_EXERCISE BRIEF:_ Reproduce all entries verbatim, with nothing added or dropped.

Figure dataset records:

(begin)

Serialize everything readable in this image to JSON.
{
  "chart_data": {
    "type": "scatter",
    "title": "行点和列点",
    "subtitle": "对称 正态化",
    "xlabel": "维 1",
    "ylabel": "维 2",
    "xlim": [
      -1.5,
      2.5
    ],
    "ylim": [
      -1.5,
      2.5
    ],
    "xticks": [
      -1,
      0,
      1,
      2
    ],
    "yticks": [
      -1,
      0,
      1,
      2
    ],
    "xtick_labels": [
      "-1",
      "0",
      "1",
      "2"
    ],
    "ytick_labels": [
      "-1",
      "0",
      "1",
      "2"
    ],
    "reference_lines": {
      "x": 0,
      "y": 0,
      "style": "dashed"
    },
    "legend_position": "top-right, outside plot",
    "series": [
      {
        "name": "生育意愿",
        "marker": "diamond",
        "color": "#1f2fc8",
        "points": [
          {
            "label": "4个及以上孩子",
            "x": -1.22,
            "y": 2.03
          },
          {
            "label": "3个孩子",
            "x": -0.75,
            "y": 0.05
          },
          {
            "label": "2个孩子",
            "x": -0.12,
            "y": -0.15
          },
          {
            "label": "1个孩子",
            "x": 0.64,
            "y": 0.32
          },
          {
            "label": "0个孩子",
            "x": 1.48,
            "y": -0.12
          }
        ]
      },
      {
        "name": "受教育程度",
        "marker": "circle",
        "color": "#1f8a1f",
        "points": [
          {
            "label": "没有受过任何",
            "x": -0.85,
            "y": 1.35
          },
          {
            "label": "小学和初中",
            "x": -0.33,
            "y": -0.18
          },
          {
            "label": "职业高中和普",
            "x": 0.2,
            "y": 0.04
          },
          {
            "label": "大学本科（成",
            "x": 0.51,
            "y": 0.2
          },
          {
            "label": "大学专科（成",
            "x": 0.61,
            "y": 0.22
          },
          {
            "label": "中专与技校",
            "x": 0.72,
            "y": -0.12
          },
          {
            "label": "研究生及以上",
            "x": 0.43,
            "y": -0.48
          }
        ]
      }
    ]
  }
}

(end)

_THE COMPLETED TASK:_
Serialize everything readable in this image to JSON.
{
  "chart_data": {
    "type": "scatter",
    "title": "行点和列点",
    "subtitle": "对称 正态化",
    "xlabel": "维 1",
    "ylabel": "维 2",
    "xlim": [
      -1.5,
      2.5
    ],
    "ylim": [
      -1.5,
      2.5
    ],
    "xticks": [
      -1,
      0,
      1,
      2
    ],
    "yticks": [
      -1,
      0,
      1,
      2
    ],
    "xtick_labels": [
      "-1",
      "0",
      "1",
      "2"
    ],
    "ytick_labels": [
      "-1",
      "0",
      "1",
      "2"
    ],
    "reference_lines": {
      "x": 0,
      "y": 0,
      "style": "dashed"
    },
    "legend_position": "top-right, outside plot",
    "series": [
      {
        "name": "生育意愿",
        "marker": "diamond",
        "color": "#1f2fc8",
        "points": [
          {
            "label": "4个及以上孩子",
            "x": -1.22,
            "y": 2.03
          },
          {
            "label": "3个孩子",
            "x": -0.75,
            "y": 0.05
          },
          {
            "label": "2个孩子",
            "x": -0.12,
            "y": -0.15
          },
          {
            "label": "1个孩子",
            "x": 0.64,
            "y": 0.32
          },
          {
            "label": "0个孩子",
            "x": 1.48,
            "y": -0.12
          }
        ]
      },
      {
        "name": "受教育程度",
        "marker": "circle",
        "color": "#1f8a1f",
        "points": [
          {
            "label": "没有受过任何",
            "x": -0.85,
            "y": 1.35
          },
          {
            "label": "小学和初中",
            "x": -0.33,
            "y": -0.18
          },
          {
            "label": "职业高中和普",
            "x": 0.2,
            "y": 0.04
          },
          {
            "label": "大学本科（成",
            "x": 0.51,
            "y": 0.2
          },
          {
            "label": "大学专科（成",
            "x": 0.61,
            "y": 0.22
          },
          {
            "label": "中专与技校",
            "x": 0.72,
            "y": -0.12
          },
          {
            "label": "研究生及以上",
            "x": 0.43,
            "y": -0.48
          }
        ]
      }
    ]
  }
}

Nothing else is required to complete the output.